## DIRECTION
Make an exact copy of all the records.

## RECORDS SHOWN
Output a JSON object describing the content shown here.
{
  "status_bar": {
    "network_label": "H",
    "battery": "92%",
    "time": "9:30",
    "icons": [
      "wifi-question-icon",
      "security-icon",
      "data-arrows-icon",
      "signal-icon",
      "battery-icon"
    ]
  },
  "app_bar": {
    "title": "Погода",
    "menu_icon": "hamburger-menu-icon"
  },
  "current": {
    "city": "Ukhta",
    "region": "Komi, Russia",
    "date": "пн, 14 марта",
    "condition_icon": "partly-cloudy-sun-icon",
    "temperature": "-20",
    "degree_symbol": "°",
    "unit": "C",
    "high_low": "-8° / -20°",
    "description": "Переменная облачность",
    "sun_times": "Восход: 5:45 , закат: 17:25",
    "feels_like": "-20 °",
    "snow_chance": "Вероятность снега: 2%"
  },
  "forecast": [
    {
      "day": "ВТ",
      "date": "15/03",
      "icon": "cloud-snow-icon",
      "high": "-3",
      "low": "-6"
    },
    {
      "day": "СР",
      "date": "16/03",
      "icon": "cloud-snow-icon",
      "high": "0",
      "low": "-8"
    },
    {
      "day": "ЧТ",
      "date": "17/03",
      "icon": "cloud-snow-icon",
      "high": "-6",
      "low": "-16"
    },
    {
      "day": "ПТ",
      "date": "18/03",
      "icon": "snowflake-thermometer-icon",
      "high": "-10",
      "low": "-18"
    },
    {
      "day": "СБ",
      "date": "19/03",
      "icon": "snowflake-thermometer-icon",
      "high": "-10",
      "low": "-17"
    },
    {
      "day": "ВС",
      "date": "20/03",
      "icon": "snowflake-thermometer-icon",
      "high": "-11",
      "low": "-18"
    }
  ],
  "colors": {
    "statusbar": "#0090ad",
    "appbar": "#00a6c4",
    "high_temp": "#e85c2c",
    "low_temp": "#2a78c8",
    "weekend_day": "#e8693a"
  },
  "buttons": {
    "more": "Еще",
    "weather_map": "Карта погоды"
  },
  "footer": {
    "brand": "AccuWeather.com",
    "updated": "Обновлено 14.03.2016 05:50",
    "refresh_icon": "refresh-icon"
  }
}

## FULL RESPONSE
Output a JSON object describing the content shown here.
{
  "status_bar": {
    "network_label": "H",
    "battery": "92%",
    "time": "9:30",
    "icons": [
      "wifi-question-icon",
      "security-icon",
      "data-arrows-icon",
      "signal-icon",
      "battery-icon"
    ]
  },
  "app_bar": {
    "title": "Погода",
    "menu_icon": "hamburger-menu-icon"
  },
  "current": {
    "city": "Ukhta",
    "region": "Komi, Russia",
    "date": "пн, 14 марта",
    "condition_icon": "partly-cloudy-sun-icon",
    "temperature": "-20",
    "degree_symbol": "°",
    "unit": "C",
    "high_low": "-8° / -20°",
    "description": "Переменная облачность",
    "sun_times": "Восход: 5:45 , закат: 17:25",
    "feels_like": "-20 °",
    "snow_chance": "Вероятность снега: 2%"
  },
  "forecast": [
    {
      "day": "ВТ",
      "date": "15/03",
      "icon": "cloud-snow-icon",
      "high": "-3",
      "low": "-6"
    },
    {
      "day": "СР",
      "date": "16/03",
      "icon": "cloud-snow-icon",
      "high": "0",
      "low": "-8"
    },
    {
      "day": "ЧТ",
      "date": "17/03",
      "icon": "cloud-snow-icon",
      "high": "-6",
      "low": "-16"
    },
    {
      "day": "ПТ",
      "date": "18/03",
      "icon": "snowflake-thermometer-icon",
      "high": "-10",
      "low": "-18"
    },
    {
      "day": "СБ",
      "date": "19/03",
      "icon": "snowflake-thermometer-icon",
      "high": "-10",
      "low": "-17"
    },
    {
      "day": "ВС",
      "date": "20/03",
      "icon": "snowflake-thermometer-icon",
      "high": "-11",
      "low": "-18"
    }
  ],
  "colors": {
    "statusbar": "#0090ad",
    "appbar": "#00a6c4",
    "high_temp": "#e85c2c",
    "low_temp": "#2a78c8",
    "weekend_day": "#e8693a"
  },
  "buttons": {
    "more": "Еще",
    "weather_map": "Карта погоды"
  },
  "footer": {
    "brand": "AccuWeather.com",
    "updated": "Обновлено 14.03.2016 05:50",
    "refresh_icon": "refresh-icon"
  }
}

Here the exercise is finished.